(Source data)
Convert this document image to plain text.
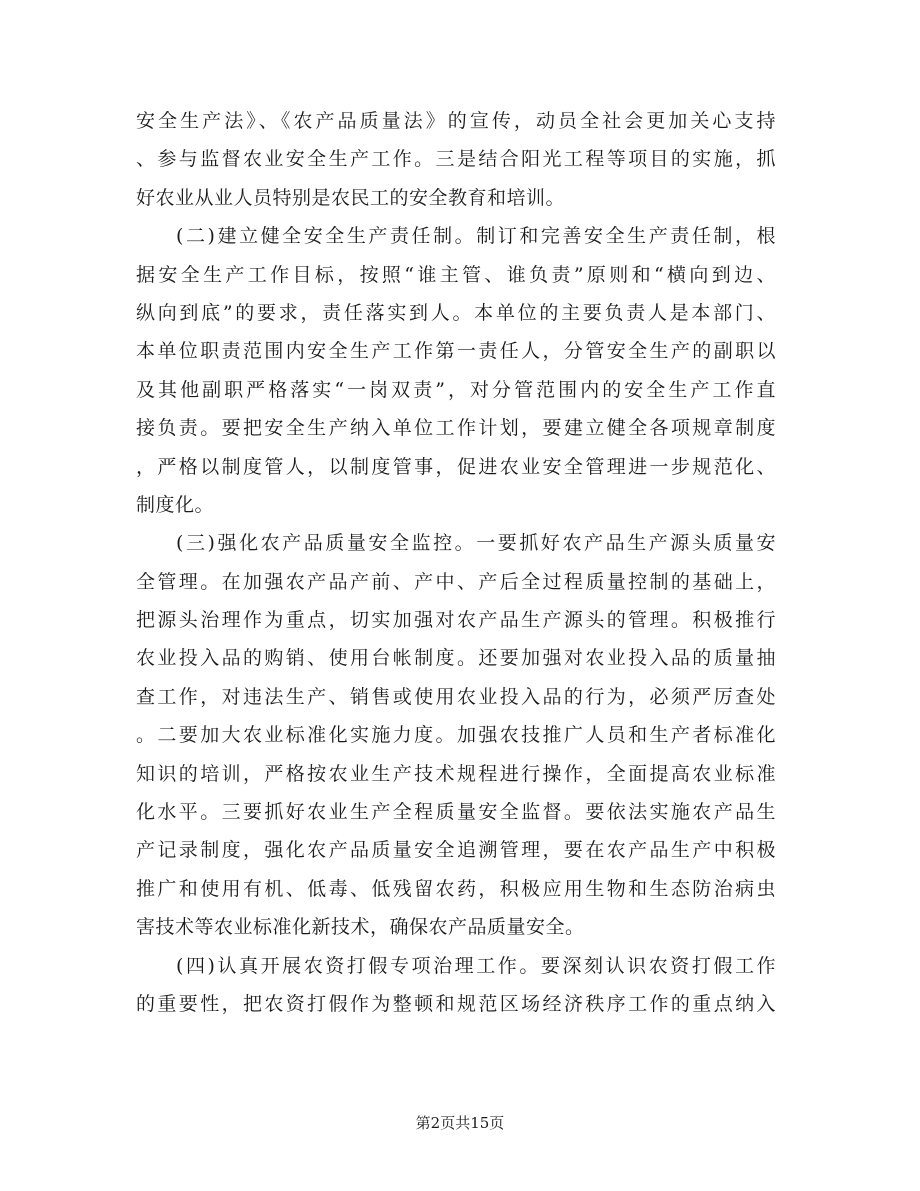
安全生产法》、《农产品质量法》的宣传，动员全社会更加关心支持
、参与监督农业安全生产工作。三是结合阳光工程等项目的实施，抓
好农业从业人员特别是农民工的安全教育和培训。
(二)建立健全安全生产责任制。制订和完善安全生产责任制，根
据安全生产工作目标，按照“谁主管、谁负责”原则和“横向到边、
纵向到底”的要求，责任落实到人。本单位的主要负责人是本部门、
本单位职责范围内安全生产工作第一责任人，分管安全生产的副职以
及其他副职严格落实“一岗双责”，对分管范围内的安全生产工作直
接负责。要把安全生产纳入单位工作计划，要建立健全各项规章制度
，严格以制度管人，以制度管事，促进农业安全管理进一步规范化、
制度化。
(三)强化农产品质量安全监控。一要抓好农产品生产源头质量安
全管理。在加强农产品产前、产中、产后全过程质量控制的基础上，
把源头治理作为重点，切实加强对农产品生产源头的管理。积极推行
农业投入品的购销、使用台帐制度。还要加强对农业投入品的质量抽
查工作，对违法生产、销售或使用农业投入品的行为，必须严厉查处
。二要加大农业标准化实施力度。加强农技推广人员和生产者标准化
知识的培训，严格按农业生产技术规程进行操作，全面提高农业标准
化水平。三要抓好农业生产全程质量安全监督。要依法实施农产品生
产记录制度，强化农产品质量安全追溯管理，要在农产品生产中积极
推广和使用有机、低毒、低残留农药，积极应用生物和生态防治病虫
害技术等农业标准化新技术，确保农产品质量安全。
(四)认真开展农资打假专项治理工作。要深刻认识农资打假工作
的重要性，把农资打假作为整顿和规范区场经济秩序工作的重点纳入
第2页共15页
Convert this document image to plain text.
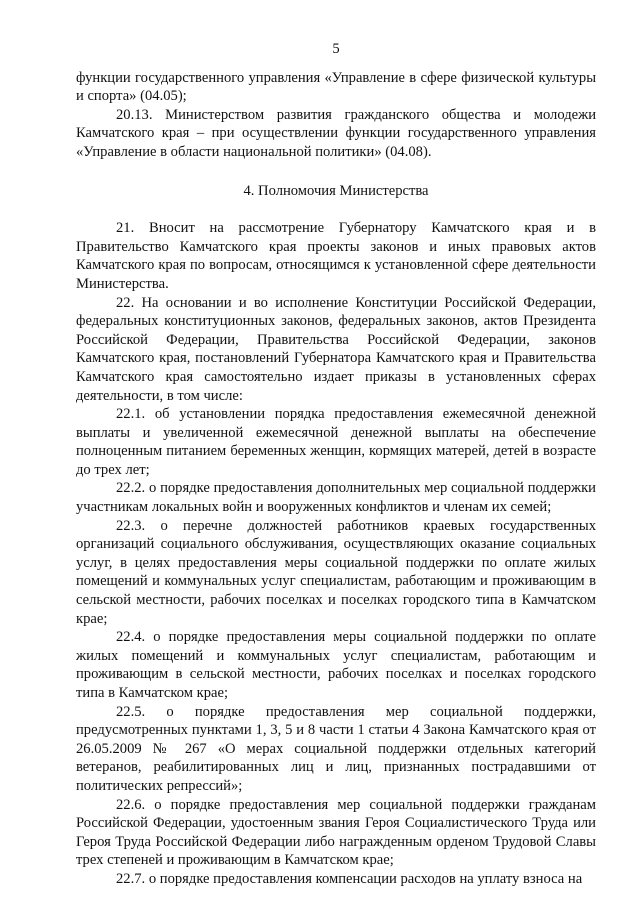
5

функции государственного управления «Управление в сфере физической культуры и спорта» (04.05);

20.13. Министерством развития гражданского общества и молодежи Камчатского края – при осуществлении функции государственного управления «Управление в области национальной политики» (04.08).

4. Полномочия Министерства

21. Вносит на рассмотрение Губернатору Камчатского края и в Правительство Камчатского края проекты законов и иных правовых актов Камчатского края по вопросам, относящимся к установленной сфере деятельности Министерства.

22. На основании и во исполнение Конституции Российской Федерации, федеральных конституционных законов, федеральных законов, актов Президента Российской Федерации, Правительства Российской Федерации, законов Камчатского края, постановлений Губернатора Камчатского края и Правительства Камчатского края самостоятельно издает приказы в установленных сферах деятельности, в том числе:

22.1. об установлении порядка предоставления ежемесячной денежной выплаты и увеличенной ежемесячной денежной выплаты на обеспечение полноценным питанием беременных женщин, кормящих матерей, детей в возрасте до трех лет;

22.2. о порядке предоставления дополнительных мер социальной поддержки участникам локальных войн и вооруженных конфликтов и членам их семей;

22.3. о перечне должностей работников краевых государственных организаций социального обслуживания, осуществляющих оказание социальных услуг, в целях предоставления меры социальной поддержки по оплате жилых помещений и коммунальных услуг специалистам, работающим и проживающим в сельской местности, рабочих поселках и поселках городского типа в Камчатском крае;

22.4. о порядке предоставления меры социальной поддержки по оплате жилых помещений и коммунальных услуг специалистам, работающим и проживающим в сельской местности, рабочих поселках и поселках городского типа в Камчатском крае;

22.5. о порядке предоставления мер социальной поддержки, предусмотренных пунктами 1, 3, 5 и 8 части 1 статьи 4 Закона Камчатского края от 26.05.2009 № 267 «О мерах социальной поддержки отдельных категорий ветеранов, реабилитированных лиц и лиц, признанных пострадавшими от политических репрессий»;

22.6. о порядке предоставления мер социальной поддержки гражданам Российской Федерации, удостоенным звания Героя Социалистического Труда или Героя Труда Российской Федерации либо награжденным орденом Трудовой Славы трех степеней и проживающим в Камчатском крае;

22.7. о порядке предоставления компенсации расходов на уплату взноса на
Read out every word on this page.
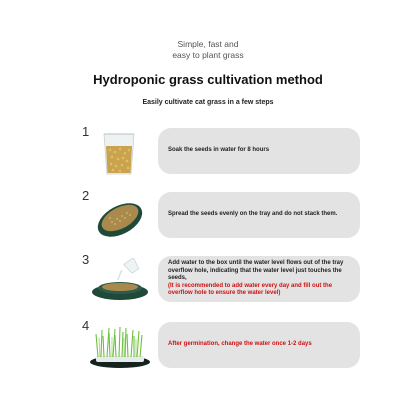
Simple, fast and
easy to plant grass
Hydroponic grass cultivation method
Easily cultivate cat grass in a few steps
Soak the seeds in water for 8 hours
1
Spread the seeds evenly on the tray and do not stack them.
2
Add water to the box until the water level flows out of the tray overflow hole, indicating that the water level just touches the seeds,
(It is recommended to add water every day and fill out the overflow hole to ensure the water level)
3
After germination, change the water once 1-2 days
4
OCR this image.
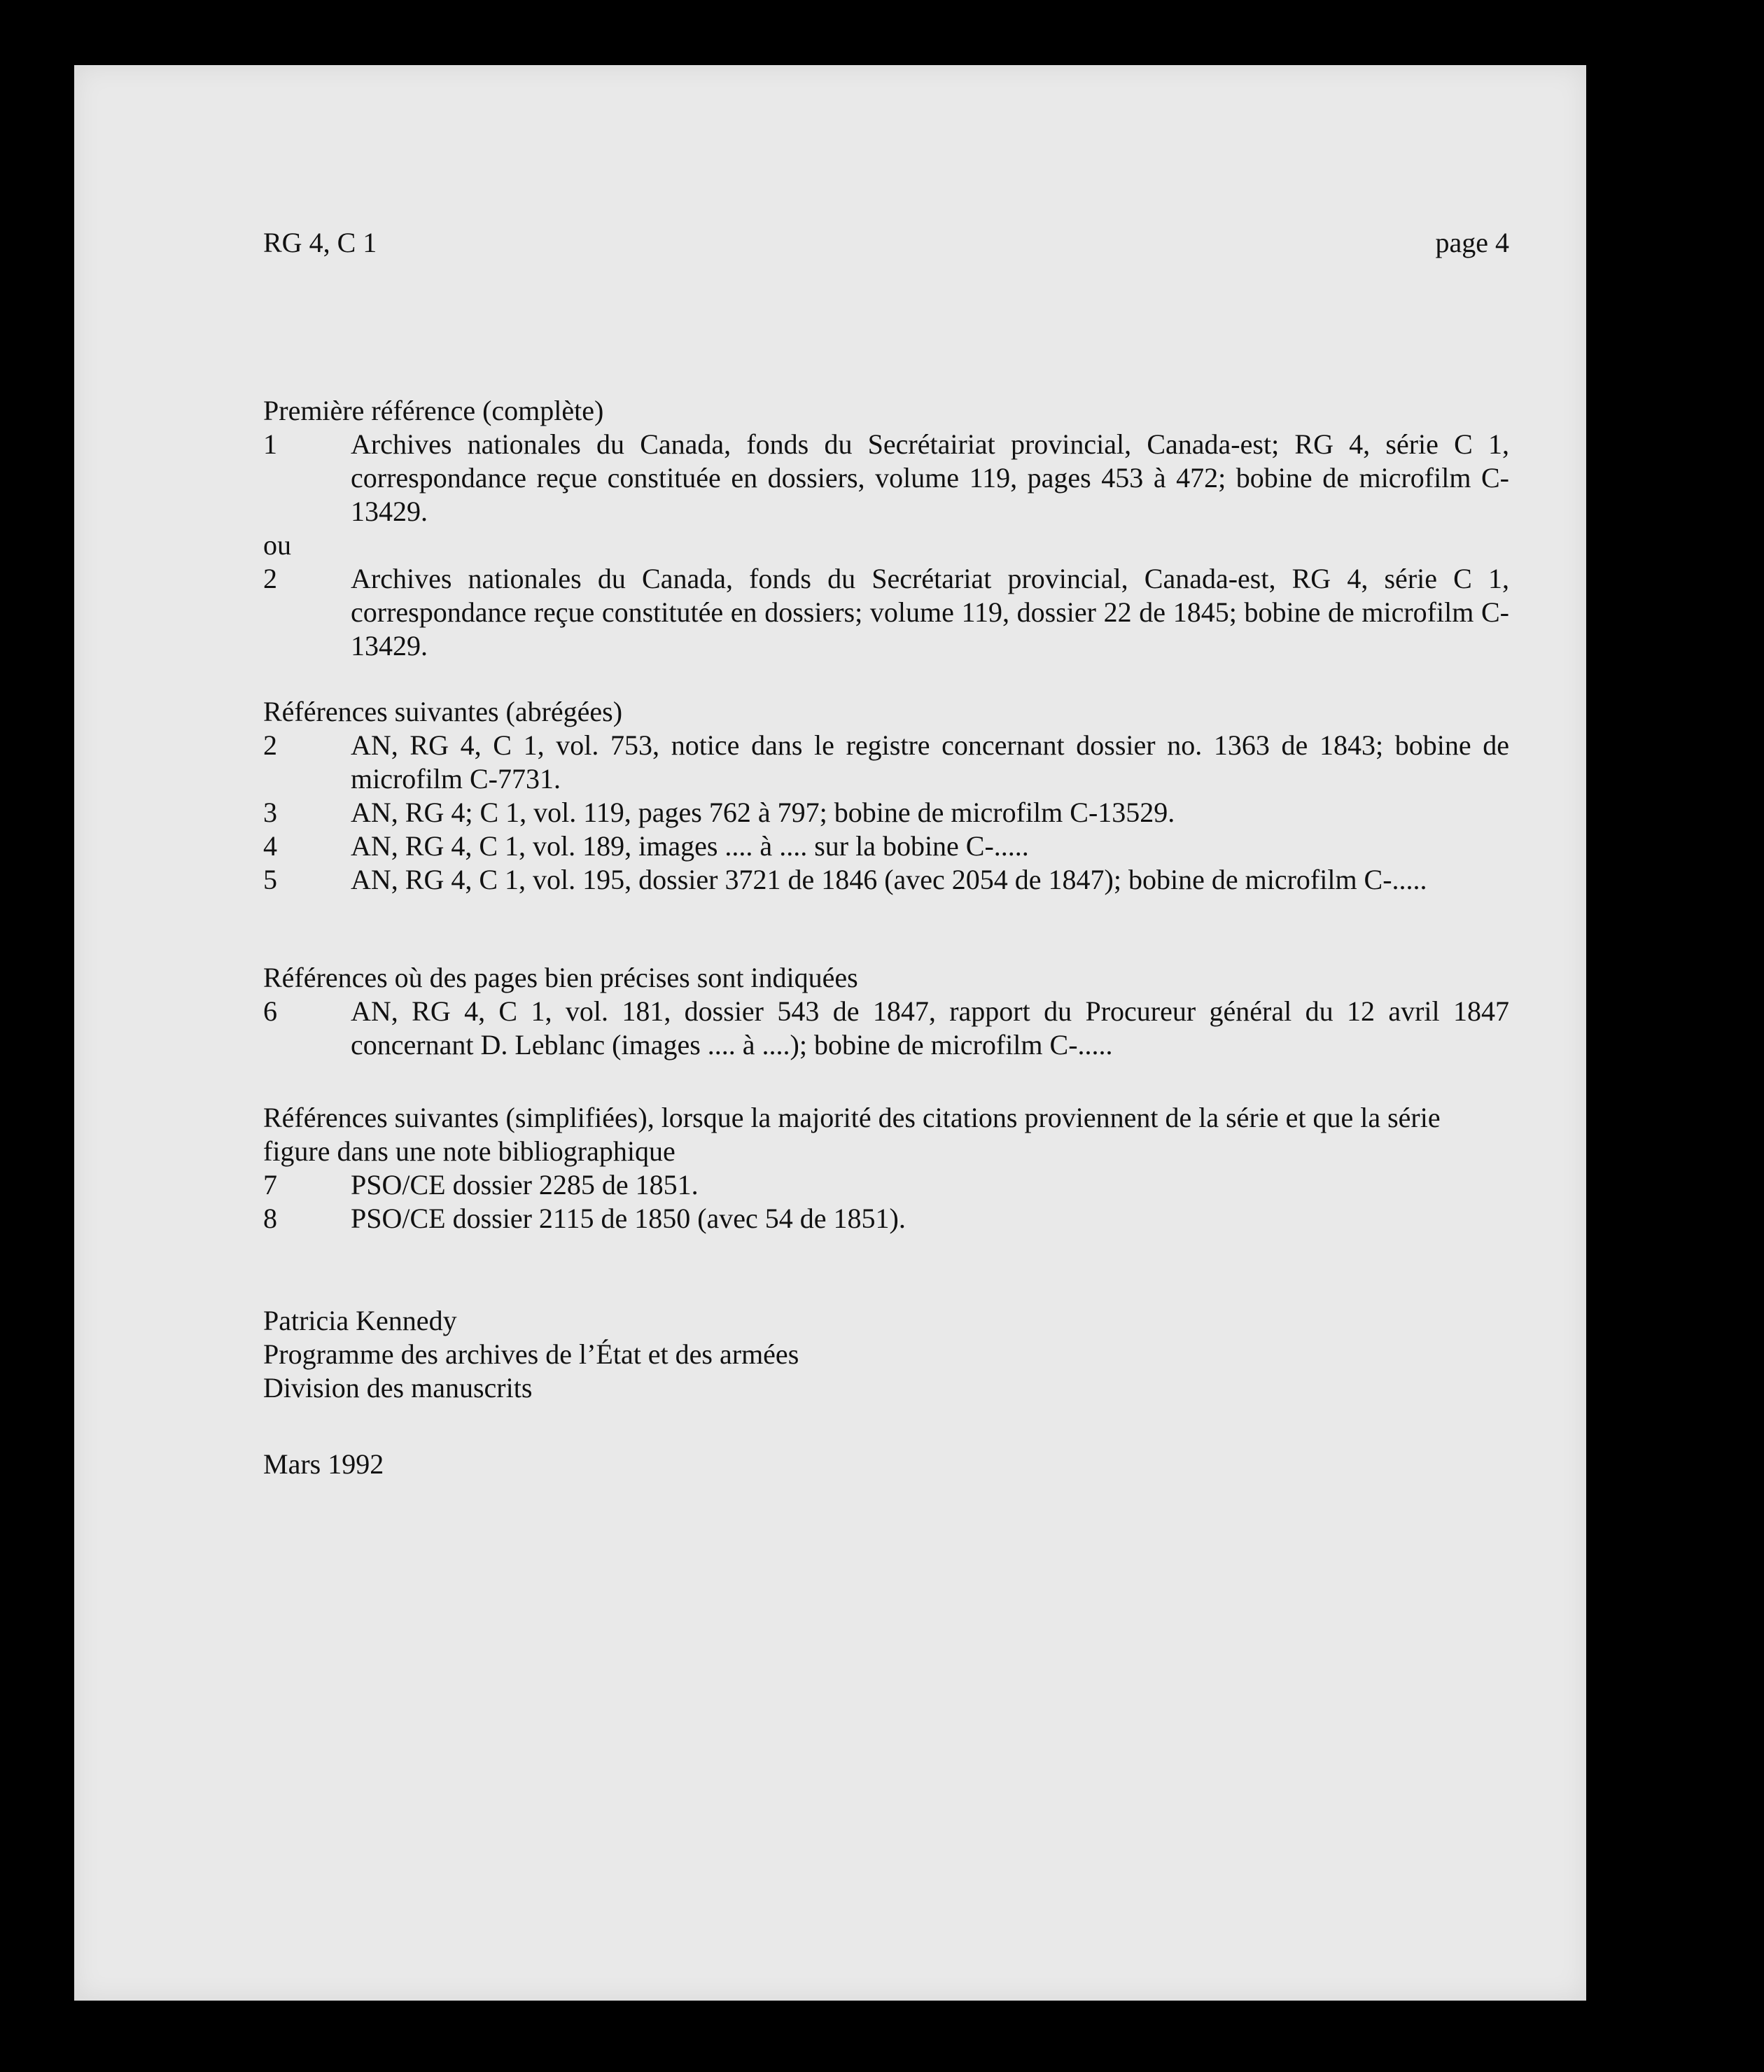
RG 4, C 1	page 4
Première référence (complète)
1	Archives nationales du Canada, fonds du Secrétairiat provincial, Canada-est; RG 4, série C 1, correspondance reçue constituée en dossiers, volume 119, pages 453 à 472; bobine de microfilm C-13429.
ou
2	Archives nationales du Canada, fonds du Secrétariat provincial, Canada-est, RG 4, série C 1, correspondance reçue constitutée en dossiers; volume 119, dossier 22 de 1845; bobine de microfilm C-13429.
Références suivantes (abrégées)
2	AN, RG 4, C 1, vol. 753, notice dans le registre concernant dossier no. 1363 de 1843; bobine de microfilm C-7731.
3	AN, RG 4; C 1, vol. 119, pages 762 à 797; bobine de microfilm C-13529.
4	AN, RG 4, C 1, vol. 189, images .... à .... sur la bobine C-.....
5	AN, RG 4, C 1, vol. 195, dossier 3721 de 1846 (avec 2054 de 1847); bobine de microfilm C-.....
Références où des pages bien précises sont indiquées
6	AN, RG 4, C 1, vol. 181, dossier 543 de 1847, rapport du Procureur général du 12 avril 1847 concernant D. Leblanc (images .... à ....); bobine de microfilm C-.....
Références suivantes (simplifiées), lorsque la majorité des citations proviennent de la série et que la série figure dans une note bibliographique
7	PSO/CE dossier 2285 de 1851.
8	PSO/CE dossier 2115 de 1850 (avec 54 de 1851).
Patricia Kennedy
Programme des archives de l’État et des armées
Division des manuscrits
Mars 1992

- WHAT THE EXERCISE ASKS -
Repeat the entries exactly. Pictures are excluded from the copy.

- CORRECT OUTPUT -
Convert this document image to plain text.
安全生产法》、《农产品质量法》的宣传，动员全社会更加关心支持
、参与监督农业安全生产工作。三是结合阳光工程等项目的实施，抓
好农业从业人员特别是农民工的安全教育和培训。
(二)建立健全安全生产责任制。制订和完善安全生产责任制，根
据安全生产工作目标，按照“谁主管、谁负责”原则和“横向到边、
纵向到底”的要求，责任落实到人。本单位的主要负责人是本部门、
本单位职责范围内安全生产工作第一责任人，分管安全生产的副职以
及其他副职严格落实“一岗双责”，对分管范围内的安全生产工作直
接负责。要把安全生产纳入单位工作计划，要建立健全各项规章制度
，严格以制度管人，以制度管事，促进农业安全管理进一步规范化、
制度化。
(三)强化农产品质量安全监控。一要抓好农产品生产源头质量安
全管理。在加强农产品产前、产中、产后全过程质量控制的基础上，
把源头治理作为重点，切实加强对农产品生产源头的管理。积极推行
农业投入品的购销、使用台帐制度。还要加强对农业投入品的质量抽
查工作，对违法生产、销售或使用农业投入品的行为，必须严厉查处
。二要加大农业标准化实施力度。加强农技推广人员和生产者标准化
知识的培训，严格按农业生产技术规程进行操作，全面提高农业标准
化水平。三要抓好农业生产全程质量安全监督。要依法实施农产品生
产记录制度，强化农产品质量安全追溯管理，要在农产品生产中积极
推广和使用有机、低毒、低残留农药，积极应用生物和生态防治病虫
害技术等农业标准化新技术，确保农产品质量安全。
(四)认真开展农资打假专项治理工作。要深刻认识农资打假工作
的重要性，把农资打假作为整顿和规范区场经济秩序工作的重点纳入
第2页共15页
Convert this document image to plain text.
5

функции государственного управления «Управление в сфере физической культуры и спорта» (04.05);

20.13. Министерством развития гражданского общества и молодежи Камчатского края – при осуществлении функции государственного управления «Управление в области национальной политики» (04.08).

4. Полномочия Министерства

21. Вносит на рассмотрение Губернатору Камчатского края и в Правительство Камчатского края проекты законов и иных правовых актов Камчатского края по вопросам, относящимся к установленной сфере деятельности Министерства.

22. На основании и во исполнение Конституции Российской Федерации, федеральных конституционных законов, федеральных законов, актов Президента Российской Федерации, Правительства Российской Федерации, законов Камчатского края, постановлений Губернатора Камчатского края и Правительства Камчатского края самостоятельно издает приказы в установленных сферах деятельности, в том числе:

22.1. об установлении порядка предоставления ежемесячной денежной выплаты и увеличенной ежемесячной денежной выплаты на обеспечение полноценным питанием беременных женщин, кормящих матерей, детей в возрасте до трех лет;

22.2. о порядке предоставления дополнительных мер социальной поддержки участникам локальных войн и вооруженных конфликтов и членам их семей;

22.3. о перечне должностей работников краевых государственных организаций социального обслуживания, осуществляющих оказание социальных услуг, в целях предоставления меры социальной поддержки по оплате жилых помещений и коммунальных услуг специалистам, работающим и проживающим в сельской местности, рабочих поселках и поселках городского типа в Камчатском крае;

22.4. о порядке предоставления меры социальной поддержки по оплате жилых помещений и коммунальных услуг специалистам, работающим и проживающим в сельской местности, рабочих поселках и поселках городского типа в Камчатском крае;

22.5. о порядке предоставления мер социальной поддержки, предусмотренных пунктами 1, 3, 5 и 8 части 1 статьи 4 Закона Камчатского края от 26.05.2009 № 267 «О мерах социальной поддержки отдельных категорий ветеранов, реабилитированных лиц и лиц, признанных пострадавшими от политических репрессий»;

22.6. о порядке предоставления мер социальной поддержки гражданам Российской Федерации, удостоенным звания Героя Социалистического Труда или Героя Труда Российской Федерации либо награжденным орденом Трудовой Славы трех степеней и проживающим в Камчатском крае;

22.7. о порядке предоставления компенсации расходов на уплату взноса на
Read out every word on this page.
Simple, fast and
easy to plant grass
Hydroponic grass cultivation method
Easily cultivate cat grass in a few steps
Soak the seeds in water for 8 hours
1
Spread the seeds evenly on the tray and do not stack them.
2
Add water to the box until the water level flows out of the tray overflow hole, indicating that the water level just touches the seeds,
(It is recommended to add water every day and fill out the overflow hole to ensure the water level)
3
After germination, change the water once 1-2 days
4
OCR this image.
RG 4, C 1	page 4
Première référence (complète)
1	Archives nationales du Canada, fonds du Secrétairiat provincial, Canada-est; RG 4, série C 1, correspondance reçue constituée en dossiers, volume 119, pages 453 à 472; bobine de microfilm C-13429.
ou
2	Archives nationales du Canada, fonds du Secrétariat provincial, Canada-est, RG 4, série C 1, correspondance reçue constitutée en dossiers; volume 119, dossier 22 de 1845; bobine de microfilm C-13429.
Références suivantes (abrégées)
2	AN, RG 4, C 1, vol. 753, notice dans le registre concernant dossier no. 1363 de 1843; bobine de microfilm C-7731.
3	AN, RG 4; C 1, vol. 119, pages 762 à 797; bobine de microfilm C-13529.
4	AN, RG 4, C 1, vol. 189, images .... à .... sur la bobine C-.....
5	AN, RG 4, C 1, vol. 195, dossier 3721 de 1846 (avec 2054 de 1847); bobine de microfilm C-.....
Références où des pages bien précises sont indiquées
6	AN, RG 4, C 1, vol. 181, dossier 543 de 1847, rapport du Procureur général du 12 avril 1847 concernant D. Leblanc (images .... à ....); bobine de microfilm C-.....
Références suivantes (simplifiées), lorsque la majorité des citations proviennent de la série et que la série figure dans une note bibliographique
7	PSO/CE dossier 2285 de 1851.
8	PSO/CE dossier 2115 de 1850 (avec 54 de 1851).
Patricia Kennedy
Programme des archives de l’État et des armées
Division des manuscrits
Mars 1992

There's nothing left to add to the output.